### Texte
_____
FranceRetraites: une 14e, et peut-être ultime, journée de mobilisation
Les autorités françaises attendent mardi entre 400’000 et 600’000 manifestants sur 250 points de rassemblements, dont 40’000 à 70’000 à Paris.
Deux jours après la publication des premiers décrets d’application de la réforme des retraites, et à l’avant-veille d’une tentative mal engagée de porter un coup politique à la réforme à l’Assemblée, les syndicats appellent à une 14e journée de mobilisation aux allures de chant du cygne.
Les organisations syndicales se montrent prudentes quant à la participation des salariés à cette nouvelle journée de protestation. «Ça ne sera pas du niveau des plus hautes mobilisations», anticipe Céline Verzeletti, secrétaire confédérale CGT. «Il y aura peu de grévistes», en tout cas dans l’Éducation nationale, reconnaît Benoît Teste (FSU), évoquant une «fin de cycle».
_____
Données enregistrées:
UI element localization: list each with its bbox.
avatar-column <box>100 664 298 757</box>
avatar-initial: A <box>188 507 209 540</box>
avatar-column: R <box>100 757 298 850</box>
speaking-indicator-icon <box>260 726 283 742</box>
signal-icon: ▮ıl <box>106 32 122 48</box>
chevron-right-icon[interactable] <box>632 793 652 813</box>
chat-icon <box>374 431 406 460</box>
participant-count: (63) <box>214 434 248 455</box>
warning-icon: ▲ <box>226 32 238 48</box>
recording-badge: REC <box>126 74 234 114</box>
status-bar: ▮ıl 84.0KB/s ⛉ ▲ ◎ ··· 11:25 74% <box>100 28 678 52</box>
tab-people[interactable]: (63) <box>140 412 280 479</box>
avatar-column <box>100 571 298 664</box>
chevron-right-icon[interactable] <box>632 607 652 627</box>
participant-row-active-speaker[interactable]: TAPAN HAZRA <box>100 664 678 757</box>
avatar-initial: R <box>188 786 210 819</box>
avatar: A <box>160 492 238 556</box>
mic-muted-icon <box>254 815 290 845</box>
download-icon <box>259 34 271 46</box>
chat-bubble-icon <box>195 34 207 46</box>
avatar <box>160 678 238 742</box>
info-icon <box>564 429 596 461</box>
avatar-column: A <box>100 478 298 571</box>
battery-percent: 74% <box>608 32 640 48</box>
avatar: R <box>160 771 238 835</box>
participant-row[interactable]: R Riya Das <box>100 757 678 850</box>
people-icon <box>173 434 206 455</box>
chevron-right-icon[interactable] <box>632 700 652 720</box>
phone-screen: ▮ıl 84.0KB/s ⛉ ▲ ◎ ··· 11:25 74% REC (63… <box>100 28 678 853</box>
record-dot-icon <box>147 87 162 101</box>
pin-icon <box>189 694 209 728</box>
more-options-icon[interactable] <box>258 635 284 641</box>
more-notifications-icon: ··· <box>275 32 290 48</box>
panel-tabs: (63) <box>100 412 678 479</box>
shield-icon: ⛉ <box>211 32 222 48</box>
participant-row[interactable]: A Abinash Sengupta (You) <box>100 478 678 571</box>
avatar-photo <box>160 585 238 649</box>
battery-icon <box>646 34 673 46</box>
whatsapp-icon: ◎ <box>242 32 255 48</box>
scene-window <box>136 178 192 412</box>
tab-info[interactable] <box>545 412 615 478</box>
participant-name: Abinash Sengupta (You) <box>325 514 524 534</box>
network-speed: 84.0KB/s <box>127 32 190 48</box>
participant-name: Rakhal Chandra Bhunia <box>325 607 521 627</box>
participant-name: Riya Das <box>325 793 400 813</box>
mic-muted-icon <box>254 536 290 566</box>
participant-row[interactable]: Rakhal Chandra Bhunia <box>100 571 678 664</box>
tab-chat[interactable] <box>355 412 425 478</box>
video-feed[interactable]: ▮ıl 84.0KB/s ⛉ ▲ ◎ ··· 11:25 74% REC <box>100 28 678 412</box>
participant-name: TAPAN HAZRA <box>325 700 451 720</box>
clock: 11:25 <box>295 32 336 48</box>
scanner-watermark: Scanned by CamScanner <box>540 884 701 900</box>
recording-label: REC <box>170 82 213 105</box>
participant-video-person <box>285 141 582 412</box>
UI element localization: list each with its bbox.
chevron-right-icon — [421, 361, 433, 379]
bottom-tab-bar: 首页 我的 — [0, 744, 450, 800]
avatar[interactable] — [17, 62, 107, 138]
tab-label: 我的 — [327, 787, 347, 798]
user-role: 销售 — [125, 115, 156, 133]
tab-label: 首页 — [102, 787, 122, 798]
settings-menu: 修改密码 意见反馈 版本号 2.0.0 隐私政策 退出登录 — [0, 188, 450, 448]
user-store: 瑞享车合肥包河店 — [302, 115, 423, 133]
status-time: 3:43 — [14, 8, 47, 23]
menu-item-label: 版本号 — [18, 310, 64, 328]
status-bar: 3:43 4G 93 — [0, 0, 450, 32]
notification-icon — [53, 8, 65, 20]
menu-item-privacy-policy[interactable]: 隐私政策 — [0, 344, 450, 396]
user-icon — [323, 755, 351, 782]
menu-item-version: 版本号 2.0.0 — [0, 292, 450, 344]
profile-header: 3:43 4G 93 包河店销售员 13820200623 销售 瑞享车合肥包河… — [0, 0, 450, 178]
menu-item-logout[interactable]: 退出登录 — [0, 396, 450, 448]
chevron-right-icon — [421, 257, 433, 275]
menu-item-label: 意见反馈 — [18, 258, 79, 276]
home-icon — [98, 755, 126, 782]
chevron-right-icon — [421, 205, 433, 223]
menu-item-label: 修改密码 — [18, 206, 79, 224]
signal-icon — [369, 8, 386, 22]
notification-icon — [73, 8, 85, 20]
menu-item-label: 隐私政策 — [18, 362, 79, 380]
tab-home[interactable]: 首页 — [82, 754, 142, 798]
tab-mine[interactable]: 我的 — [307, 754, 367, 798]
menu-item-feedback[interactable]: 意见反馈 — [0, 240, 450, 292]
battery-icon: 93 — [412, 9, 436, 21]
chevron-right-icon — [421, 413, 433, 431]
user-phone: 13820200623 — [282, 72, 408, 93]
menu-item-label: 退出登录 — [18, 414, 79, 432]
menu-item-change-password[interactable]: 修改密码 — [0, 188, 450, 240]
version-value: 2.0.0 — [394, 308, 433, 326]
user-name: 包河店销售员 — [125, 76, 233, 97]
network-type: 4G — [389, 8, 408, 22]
_____
### Exercice 1
D'après le texte sur les retraites, combien de manifestants les autorités attendent-elles à Paris mardi ?
### Exercice 2
Modifiez le passage du texte sur les retraites qui commence par «Deux jours après» et se termine par «chant du cygne.» en y remplaçant «syndicats» par «centrales syndicales».

### Corrigé 1
Entre 40’000 et 70’000.

### Corrigé 2
Deux jours après la publication des premiers décrets d’application de la réforme des retraites, et à l’avant-veille d’une tentative mal engagée de porter un coup politique à la réforme à l’Assemblée, les centrales syndicales appellent à une 14e journée de mobilisation aux allures de chant du cygne.